Aim:
Track down each line that has the word "D项正确" and copy it.

Data section:
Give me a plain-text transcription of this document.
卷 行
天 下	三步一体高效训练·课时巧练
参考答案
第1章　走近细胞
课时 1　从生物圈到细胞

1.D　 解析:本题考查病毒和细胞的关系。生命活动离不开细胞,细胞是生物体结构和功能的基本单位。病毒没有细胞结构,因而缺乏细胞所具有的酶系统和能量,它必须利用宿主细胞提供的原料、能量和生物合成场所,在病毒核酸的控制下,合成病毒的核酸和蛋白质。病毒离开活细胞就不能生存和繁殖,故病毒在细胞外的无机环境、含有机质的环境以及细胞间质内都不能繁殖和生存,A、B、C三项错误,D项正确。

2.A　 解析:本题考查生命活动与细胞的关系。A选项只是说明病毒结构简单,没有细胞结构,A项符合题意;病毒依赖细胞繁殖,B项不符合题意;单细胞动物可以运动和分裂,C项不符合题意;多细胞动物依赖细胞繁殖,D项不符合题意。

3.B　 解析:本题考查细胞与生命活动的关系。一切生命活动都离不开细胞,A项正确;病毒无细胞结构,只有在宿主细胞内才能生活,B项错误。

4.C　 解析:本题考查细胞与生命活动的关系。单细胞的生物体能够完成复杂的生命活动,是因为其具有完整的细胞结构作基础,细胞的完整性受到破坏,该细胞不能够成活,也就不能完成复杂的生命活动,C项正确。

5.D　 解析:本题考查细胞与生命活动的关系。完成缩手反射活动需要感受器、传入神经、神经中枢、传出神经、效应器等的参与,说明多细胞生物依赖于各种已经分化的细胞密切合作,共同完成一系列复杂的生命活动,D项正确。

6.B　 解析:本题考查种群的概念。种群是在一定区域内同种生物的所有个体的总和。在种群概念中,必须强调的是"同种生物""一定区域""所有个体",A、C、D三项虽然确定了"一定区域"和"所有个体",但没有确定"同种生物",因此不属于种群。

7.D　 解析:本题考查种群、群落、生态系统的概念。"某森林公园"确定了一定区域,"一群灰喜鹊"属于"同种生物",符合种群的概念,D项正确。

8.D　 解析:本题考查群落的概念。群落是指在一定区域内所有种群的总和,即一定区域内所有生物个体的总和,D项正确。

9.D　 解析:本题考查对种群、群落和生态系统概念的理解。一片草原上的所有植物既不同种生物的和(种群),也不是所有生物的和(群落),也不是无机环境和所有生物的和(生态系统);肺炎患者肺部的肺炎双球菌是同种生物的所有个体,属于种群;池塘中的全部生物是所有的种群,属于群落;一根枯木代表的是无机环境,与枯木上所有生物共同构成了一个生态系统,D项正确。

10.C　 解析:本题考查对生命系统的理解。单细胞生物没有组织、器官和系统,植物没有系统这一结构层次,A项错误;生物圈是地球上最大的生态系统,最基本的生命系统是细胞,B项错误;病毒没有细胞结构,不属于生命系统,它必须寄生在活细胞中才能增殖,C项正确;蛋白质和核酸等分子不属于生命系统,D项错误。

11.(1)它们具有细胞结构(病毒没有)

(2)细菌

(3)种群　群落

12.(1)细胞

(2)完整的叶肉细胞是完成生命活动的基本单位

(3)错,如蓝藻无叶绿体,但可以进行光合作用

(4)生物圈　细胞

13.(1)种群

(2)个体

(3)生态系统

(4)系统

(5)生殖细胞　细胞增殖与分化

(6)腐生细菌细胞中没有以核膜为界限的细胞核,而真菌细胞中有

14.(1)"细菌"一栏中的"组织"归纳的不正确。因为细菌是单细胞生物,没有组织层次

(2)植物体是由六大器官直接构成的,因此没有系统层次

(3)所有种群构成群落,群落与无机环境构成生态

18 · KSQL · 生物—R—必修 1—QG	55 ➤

Right answer:
1.D　 解析:本题考查病毒和细胞的关系。生命活动离不开细胞,细胞是生物体结构和功能的基本单位。病毒没有细胞结构,因而缺乏细胞所具有的酶系统和能量,它必须利用宿主细胞提供的原料、能量和生物合成场所,在病毒核酸的控制下,合成病毒的核酸和蛋白质。病毒离开活细胞就不能生存和繁殖,故病毒在细胞外的无机环境、含有机质的环境以及细胞间质内都不能繁殖和生存,A、B、C三项错误,D项正确。
5.D　 解析:本题考查细胞与生命活动的关系。完成缩手反射活动需要感受器、传入神经、神经中枢、传出神经、效应器等的参与,说明多细胞生物依赖于各种已经分化的细胞密切合作,共同完成一系列复杂的生命活动,D项正确。
7.D　 解析:本题考查种群、群落、生态系统的概念。"某森林公园"确定了一定区域,"一群灰喜鹊"属于"同种生物",符合种群的概念,D项正确。
8.D　 解析:本题考查群落的概念。群落是指在一定区域内所有种群的总和,即一定区域内所有生物个体的总和,D项正确。
9.D　 解析:本题考查对种群、群落和生态系统概念的理解。一片草原上的所有植物既不同种生物的和(种群),也不是所有生物的和(群落),也不是无机环境和所有生物的和(生态系统);肺炎患者肺部的肺炎双球菌是同种生物的所有个体,属于种群;池塘中的全部生物是所有的种群,属于群落;一根枯木代表的是无机环境,与枯木上所有生物共同构成了一个生态系统,D项正确。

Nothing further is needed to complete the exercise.